→ **Material shown**:
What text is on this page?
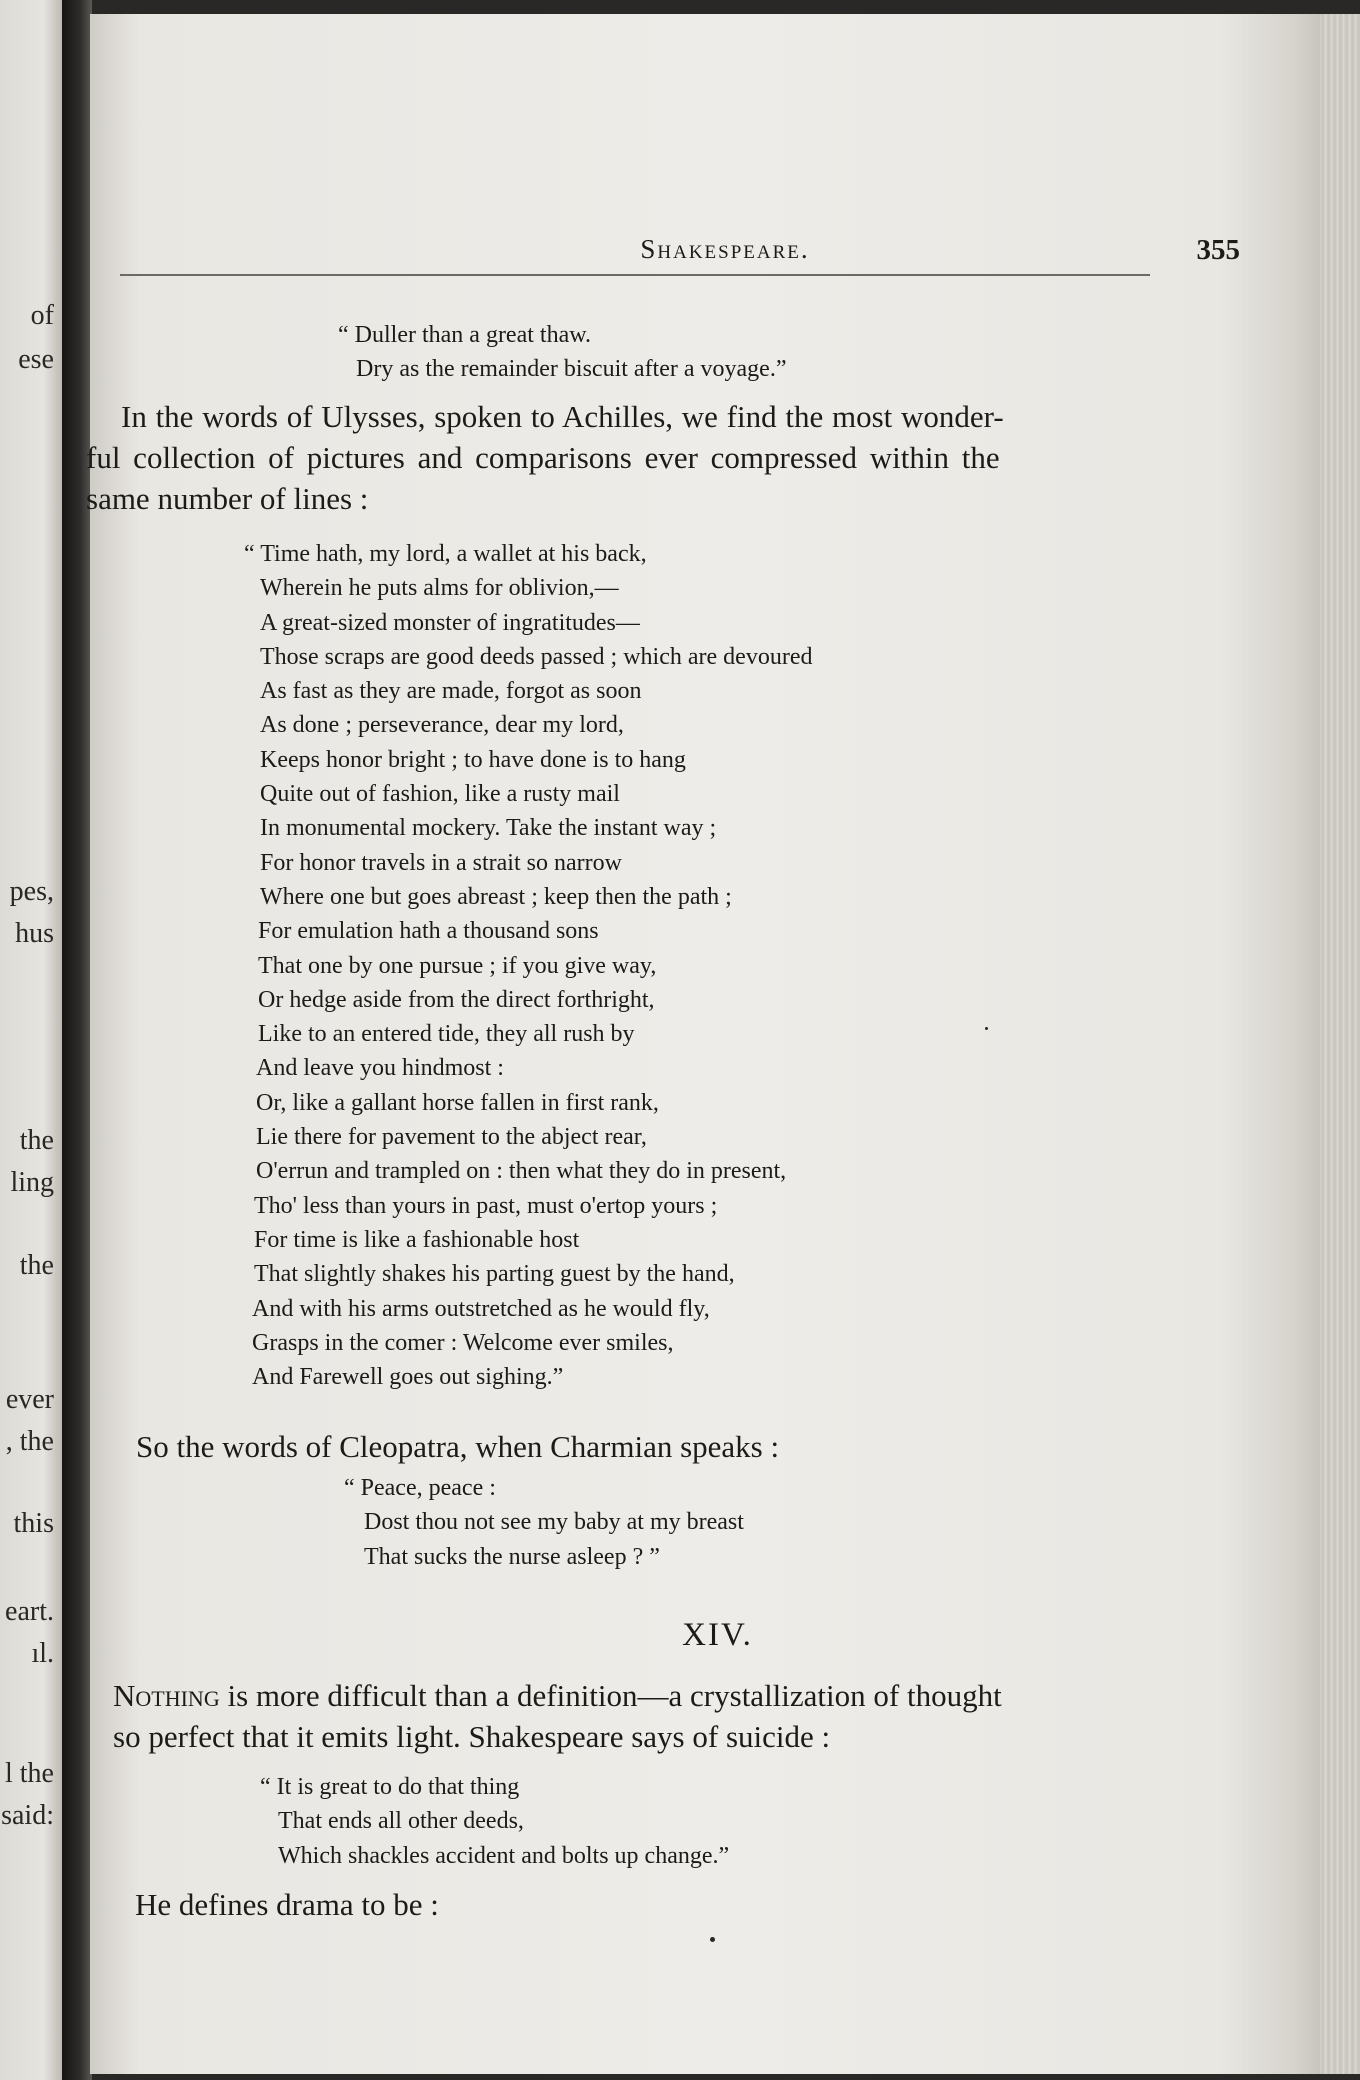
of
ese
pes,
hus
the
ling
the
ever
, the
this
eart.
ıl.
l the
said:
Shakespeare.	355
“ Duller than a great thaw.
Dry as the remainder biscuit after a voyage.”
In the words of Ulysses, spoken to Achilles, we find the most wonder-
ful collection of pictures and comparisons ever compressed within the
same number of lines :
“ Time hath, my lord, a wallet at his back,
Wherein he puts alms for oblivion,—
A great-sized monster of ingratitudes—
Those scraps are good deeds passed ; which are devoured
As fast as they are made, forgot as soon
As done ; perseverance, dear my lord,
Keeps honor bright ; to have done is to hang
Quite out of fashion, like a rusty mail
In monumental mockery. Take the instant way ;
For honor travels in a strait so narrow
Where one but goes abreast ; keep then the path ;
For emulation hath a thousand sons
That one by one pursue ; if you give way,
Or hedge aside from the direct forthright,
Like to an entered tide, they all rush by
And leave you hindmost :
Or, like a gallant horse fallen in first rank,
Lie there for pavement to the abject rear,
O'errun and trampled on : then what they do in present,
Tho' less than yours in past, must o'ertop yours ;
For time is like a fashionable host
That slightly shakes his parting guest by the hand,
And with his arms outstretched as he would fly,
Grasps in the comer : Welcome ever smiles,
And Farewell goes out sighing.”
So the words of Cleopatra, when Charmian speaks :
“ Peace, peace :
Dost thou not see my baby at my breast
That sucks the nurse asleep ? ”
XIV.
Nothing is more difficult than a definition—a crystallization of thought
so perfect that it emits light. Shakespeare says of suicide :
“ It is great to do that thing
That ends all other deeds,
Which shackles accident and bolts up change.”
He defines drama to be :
...
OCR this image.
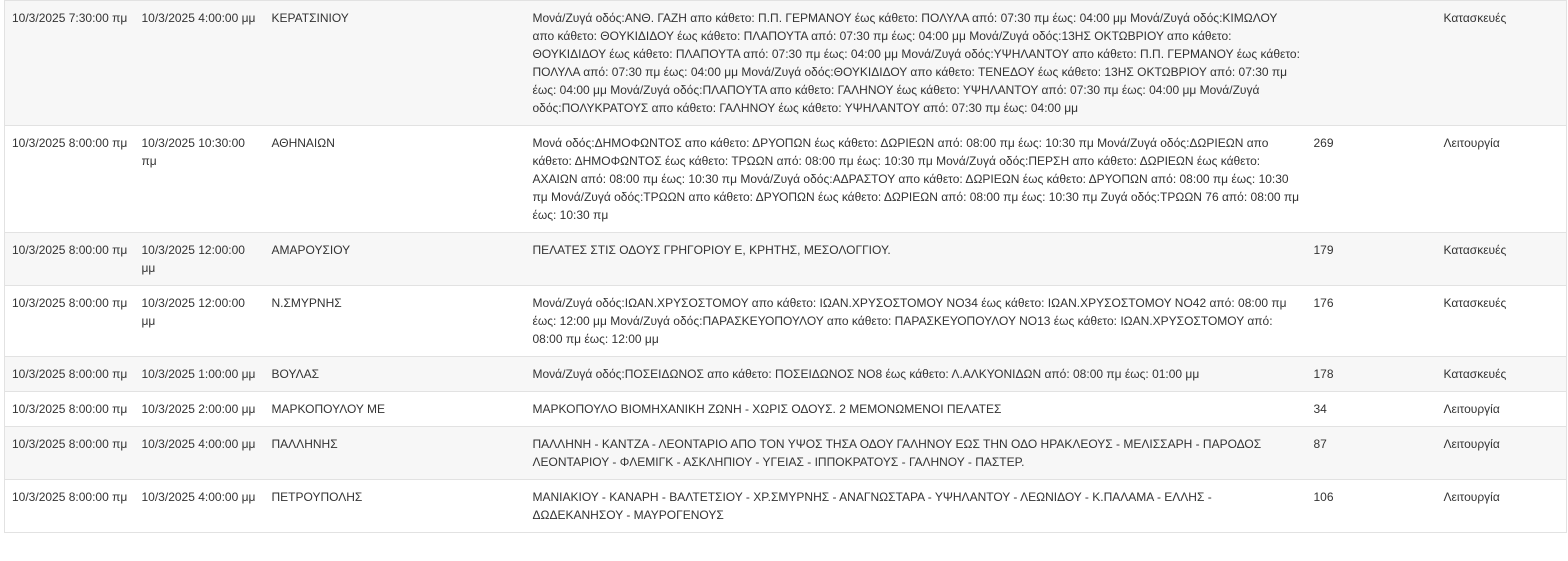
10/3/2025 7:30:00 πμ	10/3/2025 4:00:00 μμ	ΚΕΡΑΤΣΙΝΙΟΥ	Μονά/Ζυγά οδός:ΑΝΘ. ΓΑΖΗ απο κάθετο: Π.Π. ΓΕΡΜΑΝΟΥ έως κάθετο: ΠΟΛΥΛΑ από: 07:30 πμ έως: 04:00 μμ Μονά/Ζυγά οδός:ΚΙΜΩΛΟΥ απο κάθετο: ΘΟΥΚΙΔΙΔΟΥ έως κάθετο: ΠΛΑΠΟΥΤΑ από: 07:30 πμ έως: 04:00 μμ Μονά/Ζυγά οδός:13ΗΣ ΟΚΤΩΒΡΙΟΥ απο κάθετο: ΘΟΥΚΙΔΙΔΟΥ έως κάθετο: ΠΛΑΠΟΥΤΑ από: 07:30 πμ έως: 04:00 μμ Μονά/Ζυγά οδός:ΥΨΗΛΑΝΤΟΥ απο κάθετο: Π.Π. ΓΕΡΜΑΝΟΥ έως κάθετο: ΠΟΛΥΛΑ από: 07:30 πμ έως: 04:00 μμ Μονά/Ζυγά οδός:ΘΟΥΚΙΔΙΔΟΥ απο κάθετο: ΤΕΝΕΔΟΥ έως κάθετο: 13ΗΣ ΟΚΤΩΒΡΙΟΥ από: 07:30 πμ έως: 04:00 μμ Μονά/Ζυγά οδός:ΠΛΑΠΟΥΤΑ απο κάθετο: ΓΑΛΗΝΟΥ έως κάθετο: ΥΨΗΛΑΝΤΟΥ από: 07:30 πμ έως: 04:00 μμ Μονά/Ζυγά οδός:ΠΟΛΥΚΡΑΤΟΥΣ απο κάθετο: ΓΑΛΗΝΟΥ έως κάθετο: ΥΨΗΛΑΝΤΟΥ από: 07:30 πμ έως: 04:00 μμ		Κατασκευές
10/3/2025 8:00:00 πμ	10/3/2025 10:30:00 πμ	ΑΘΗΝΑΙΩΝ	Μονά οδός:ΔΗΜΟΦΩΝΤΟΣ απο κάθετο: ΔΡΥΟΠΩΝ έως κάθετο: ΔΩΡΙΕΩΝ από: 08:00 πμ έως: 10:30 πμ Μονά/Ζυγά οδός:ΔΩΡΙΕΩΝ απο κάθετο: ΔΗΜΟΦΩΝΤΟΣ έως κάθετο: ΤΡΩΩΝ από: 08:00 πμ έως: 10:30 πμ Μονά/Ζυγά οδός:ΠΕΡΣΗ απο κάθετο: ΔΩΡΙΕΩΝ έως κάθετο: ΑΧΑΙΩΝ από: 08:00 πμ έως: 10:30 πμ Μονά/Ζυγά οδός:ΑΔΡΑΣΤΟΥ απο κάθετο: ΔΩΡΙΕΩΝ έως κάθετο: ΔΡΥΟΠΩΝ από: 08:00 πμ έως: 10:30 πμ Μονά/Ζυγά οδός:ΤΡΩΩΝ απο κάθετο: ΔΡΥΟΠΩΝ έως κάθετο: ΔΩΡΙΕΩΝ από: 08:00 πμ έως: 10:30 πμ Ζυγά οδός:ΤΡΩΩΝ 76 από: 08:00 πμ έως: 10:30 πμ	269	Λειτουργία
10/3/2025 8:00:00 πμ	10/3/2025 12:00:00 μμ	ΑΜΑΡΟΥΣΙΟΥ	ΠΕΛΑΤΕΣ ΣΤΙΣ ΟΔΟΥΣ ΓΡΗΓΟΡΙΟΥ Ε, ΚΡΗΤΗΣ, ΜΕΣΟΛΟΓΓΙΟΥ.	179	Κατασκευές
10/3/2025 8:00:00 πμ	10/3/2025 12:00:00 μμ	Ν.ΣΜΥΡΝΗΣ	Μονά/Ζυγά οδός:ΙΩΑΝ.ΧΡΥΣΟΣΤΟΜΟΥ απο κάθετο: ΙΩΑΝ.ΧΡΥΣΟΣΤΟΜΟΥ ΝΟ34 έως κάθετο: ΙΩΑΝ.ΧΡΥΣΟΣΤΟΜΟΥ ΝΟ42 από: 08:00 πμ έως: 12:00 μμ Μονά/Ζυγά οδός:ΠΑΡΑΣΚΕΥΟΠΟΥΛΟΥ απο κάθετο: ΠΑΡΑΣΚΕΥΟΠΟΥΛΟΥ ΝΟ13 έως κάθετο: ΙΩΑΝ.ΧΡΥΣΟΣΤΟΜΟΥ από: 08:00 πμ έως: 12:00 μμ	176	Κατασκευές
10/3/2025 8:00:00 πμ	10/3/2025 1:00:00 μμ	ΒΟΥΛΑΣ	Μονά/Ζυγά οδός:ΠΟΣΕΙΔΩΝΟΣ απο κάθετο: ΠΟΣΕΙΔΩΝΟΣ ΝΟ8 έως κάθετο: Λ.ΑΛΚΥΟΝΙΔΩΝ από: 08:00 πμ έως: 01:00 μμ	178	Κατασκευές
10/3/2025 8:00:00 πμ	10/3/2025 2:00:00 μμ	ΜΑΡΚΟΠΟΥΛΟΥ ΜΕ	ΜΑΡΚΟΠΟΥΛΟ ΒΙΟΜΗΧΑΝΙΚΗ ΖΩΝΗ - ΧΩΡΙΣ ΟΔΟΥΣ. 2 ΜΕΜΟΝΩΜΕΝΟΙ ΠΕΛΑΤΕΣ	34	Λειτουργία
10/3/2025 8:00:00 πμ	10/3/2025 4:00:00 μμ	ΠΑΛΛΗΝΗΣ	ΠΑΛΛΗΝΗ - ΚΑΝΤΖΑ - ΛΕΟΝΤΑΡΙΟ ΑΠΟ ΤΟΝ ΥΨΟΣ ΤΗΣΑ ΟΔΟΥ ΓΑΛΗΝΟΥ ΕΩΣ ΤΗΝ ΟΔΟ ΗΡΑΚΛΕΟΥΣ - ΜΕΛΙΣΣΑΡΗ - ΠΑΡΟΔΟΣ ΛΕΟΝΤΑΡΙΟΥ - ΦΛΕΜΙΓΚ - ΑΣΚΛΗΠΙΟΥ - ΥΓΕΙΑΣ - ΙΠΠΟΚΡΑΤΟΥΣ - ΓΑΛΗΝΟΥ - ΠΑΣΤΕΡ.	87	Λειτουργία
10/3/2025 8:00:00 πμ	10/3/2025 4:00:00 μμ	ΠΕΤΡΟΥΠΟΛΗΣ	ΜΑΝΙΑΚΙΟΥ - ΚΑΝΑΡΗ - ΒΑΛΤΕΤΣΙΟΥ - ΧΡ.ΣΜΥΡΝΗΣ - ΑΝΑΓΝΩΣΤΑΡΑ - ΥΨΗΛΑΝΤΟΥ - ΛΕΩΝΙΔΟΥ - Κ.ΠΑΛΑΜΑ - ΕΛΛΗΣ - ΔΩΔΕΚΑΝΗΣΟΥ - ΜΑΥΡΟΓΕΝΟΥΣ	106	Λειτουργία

→ **Instructions for the task**:
Where a line holds the string "this", copy that line.

→ **Result**:
What text is on this page?
this
OCR this image.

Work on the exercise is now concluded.